-- Passage to read --
--------------------------------------------------
ETOOBUSY 🚀 minimal blogging for the impatient
Dijkstra's Algorithm
TL;DR
Let’s continue our journey through graph algorithms and see a compact implementation of the Dijkstra’s algorithm!
You can take a look to the [Wikipedia][] page on Dijkstra’s algorithm to know more. Here we take a look at an implementation in Perl that is very compact… and part of the CodinGame library cglib. Let’s just say that here we implement the single source variant, i.e. fixes one node in the graph as the source and computes the best paths towards each other reachable node.
Remember: cglib is optimized for code compactness, not much for readability 😇
The implementation is in Dijkstra.pm, and leverages the same graph representation that we already discussed in the previous post Generic Graph Representation: nodes are considered (mostly) opaque scalars and the relationships between nodes are encapsulated in a function.
Using the results
The implementation pre-computes everything and keeps the results in an object that is the main entry point, so let’s see that first:
package Dijkstra; # repetita juvant... especially with cut-and-paste
use strict;
sub path_to {
my ($self, $v) = @_;
my $vid = $self->{id}->($v);
my $thr = $self->{t}{$vid} || return; # connected?
--------------------------------------------------
-- Task set --
• A. Answer these from the Dijkstra's algorithm post:
(i) What library is the compact Perl implementation part of?
(ii) Which file holds the implementation?
(iii) What is that library optimized for?
• B. Repeat the Dijkstra's algorithm post between "Remember: cglib is" and "in a function.", inclusive, with "opaque scalars" swapped for "plain strings".
• C. Carry on the Dijkstra's algorithm post from the point where it stops.
--------------------------------------------------
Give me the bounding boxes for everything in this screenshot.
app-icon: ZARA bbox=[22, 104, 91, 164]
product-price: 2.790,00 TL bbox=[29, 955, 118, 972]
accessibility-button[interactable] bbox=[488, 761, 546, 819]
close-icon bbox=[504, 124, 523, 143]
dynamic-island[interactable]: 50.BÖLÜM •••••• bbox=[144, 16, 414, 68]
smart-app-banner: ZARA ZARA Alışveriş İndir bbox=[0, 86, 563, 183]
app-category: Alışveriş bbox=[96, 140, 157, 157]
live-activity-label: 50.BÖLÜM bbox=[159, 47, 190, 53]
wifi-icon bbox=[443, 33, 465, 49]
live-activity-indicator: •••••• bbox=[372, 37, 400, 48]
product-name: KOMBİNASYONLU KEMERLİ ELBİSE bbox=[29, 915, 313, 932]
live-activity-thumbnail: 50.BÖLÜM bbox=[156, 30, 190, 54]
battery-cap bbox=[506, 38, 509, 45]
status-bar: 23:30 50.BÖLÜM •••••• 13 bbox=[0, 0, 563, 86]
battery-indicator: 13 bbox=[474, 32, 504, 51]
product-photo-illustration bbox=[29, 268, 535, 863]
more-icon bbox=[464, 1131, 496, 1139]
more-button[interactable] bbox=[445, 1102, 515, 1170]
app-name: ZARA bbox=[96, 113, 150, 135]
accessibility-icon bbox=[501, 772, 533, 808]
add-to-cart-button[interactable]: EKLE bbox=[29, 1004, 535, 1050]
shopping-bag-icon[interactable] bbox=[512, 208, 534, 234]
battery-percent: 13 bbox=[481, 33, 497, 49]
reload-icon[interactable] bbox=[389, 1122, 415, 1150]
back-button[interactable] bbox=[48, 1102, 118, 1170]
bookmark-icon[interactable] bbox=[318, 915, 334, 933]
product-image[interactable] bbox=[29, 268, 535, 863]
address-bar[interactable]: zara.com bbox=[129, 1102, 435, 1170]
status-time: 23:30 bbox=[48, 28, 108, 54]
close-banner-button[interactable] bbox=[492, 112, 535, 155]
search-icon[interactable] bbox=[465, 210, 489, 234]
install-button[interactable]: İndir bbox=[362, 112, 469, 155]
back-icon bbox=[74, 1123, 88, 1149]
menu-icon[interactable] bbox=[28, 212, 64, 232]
--------------------------------------------------
-- Responses by task --
• A.
(i) The CodinGame library cglib.
(ii) Dijkstra.pm.
(iii) Code compactness, not much readability.

• B.
Remember: cglib is optimized for code compactness, not much for readability 😇
The implementation is in Dijkstra.pm, and leverages the same graph representation that we already discussed in the previous post Generic Graph Representation: nodes are considered (mostly) plain strings and the relationships between nodes are encapsulated in a function.

• C.
my @retval;
while ($v) {
unshift @retval, $v;
($v, $vid) = @{$thr}{qw< p pid >};
$thr = $self->{t}{$vid};
}
return wantarray ? @retval : \@retval;
} ## end sub path_to
sub distance_to { return ($_[0]{t}{$_[0]{id}->($_[1])} || {})->{d} }
The interface provides two functions:
path_to
: returns the sequence of nodes to go from the source to a specific node (provided as input);distance_to
: returns the minimum distance between the source and the specific node (provided as input).
There is no new
function because… it’s not necessary.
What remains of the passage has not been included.